◆ Given request:
Make an exact copy of the records, dropping all pictures.
* START Supplied records *
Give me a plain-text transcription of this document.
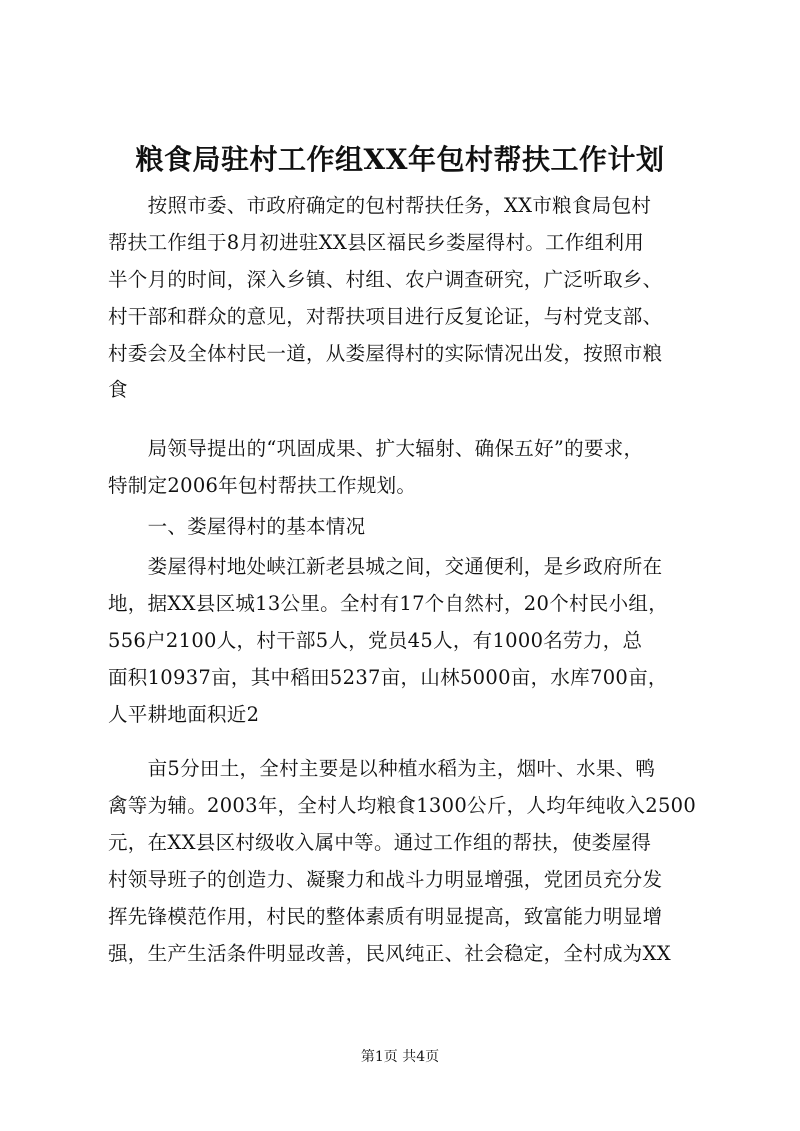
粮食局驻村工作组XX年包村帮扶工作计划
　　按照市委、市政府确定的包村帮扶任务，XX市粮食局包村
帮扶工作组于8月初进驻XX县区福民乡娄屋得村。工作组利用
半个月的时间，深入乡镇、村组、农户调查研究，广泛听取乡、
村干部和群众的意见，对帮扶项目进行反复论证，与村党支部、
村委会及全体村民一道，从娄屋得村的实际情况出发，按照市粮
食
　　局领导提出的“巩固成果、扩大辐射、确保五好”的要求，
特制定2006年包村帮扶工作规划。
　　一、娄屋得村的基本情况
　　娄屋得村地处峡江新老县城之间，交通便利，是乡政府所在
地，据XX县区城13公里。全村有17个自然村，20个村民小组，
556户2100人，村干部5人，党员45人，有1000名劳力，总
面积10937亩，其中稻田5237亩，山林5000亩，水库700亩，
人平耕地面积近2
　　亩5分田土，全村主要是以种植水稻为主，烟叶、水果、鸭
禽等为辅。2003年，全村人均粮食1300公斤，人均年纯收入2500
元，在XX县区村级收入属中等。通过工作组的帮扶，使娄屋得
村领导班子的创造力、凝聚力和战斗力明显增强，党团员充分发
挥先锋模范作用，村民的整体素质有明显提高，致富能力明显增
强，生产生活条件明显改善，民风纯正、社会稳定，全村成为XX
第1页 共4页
* END Supplied records *
◆ Task answer:
Give me a plain-text transcription of this document.
粮食局驻村工作组XX年包村帮扶工作计划
　　按照市委、市政府确定的包村帮扶任务，XX市粮食局包村
帮扶工作组于8月初进驻XX县区福民乡娄屋得村。工作组利用
半个月的时间，深入乡镇、村组、农户调查研究，广泛听取乡、
村干部和群众的意见，对帮扶项目进行反复论证，与村党支部、
村委会及全体村民一道，从娄屋得村的实际情况出发，按照市粮
食
　　局领导提出的“巩固成果、扩大辐射、确保五好”的要求，
特制定2006年包村帮扶工作规划。
　　一、娄屋得村的基本情况
　　娄屋得村地处峡江新老县城之间，交通便利，是乡政府所在
地，据XX县区城13公里。全村有17个自然村，20个村民小组，
556户2100人，村干部5人，党员45人，有1000名劳力，总
面积10937亩，其中稻田5237亩，山林5000亩，水库700亩，
人平耕地面积近2
　　亩5分田土，全村主要是以种植水稻为主，烟叶、水果、鸭
禽等为辅。2003年，全村人均粮食1300公斤，人均年纯收入2500
元，在XX县区村级收入属中等。通过工作组的帮扶，使娄屋得
村领导班子的创造力、凝聚力和战斗力明显增强，党团员充分发
挥先锋模范作用，村民的整体素质有明显提高，致富能力明显增
强，生产生活条件明显改善，民风纯正、社会稳定，全村成为XX
第1页 共4页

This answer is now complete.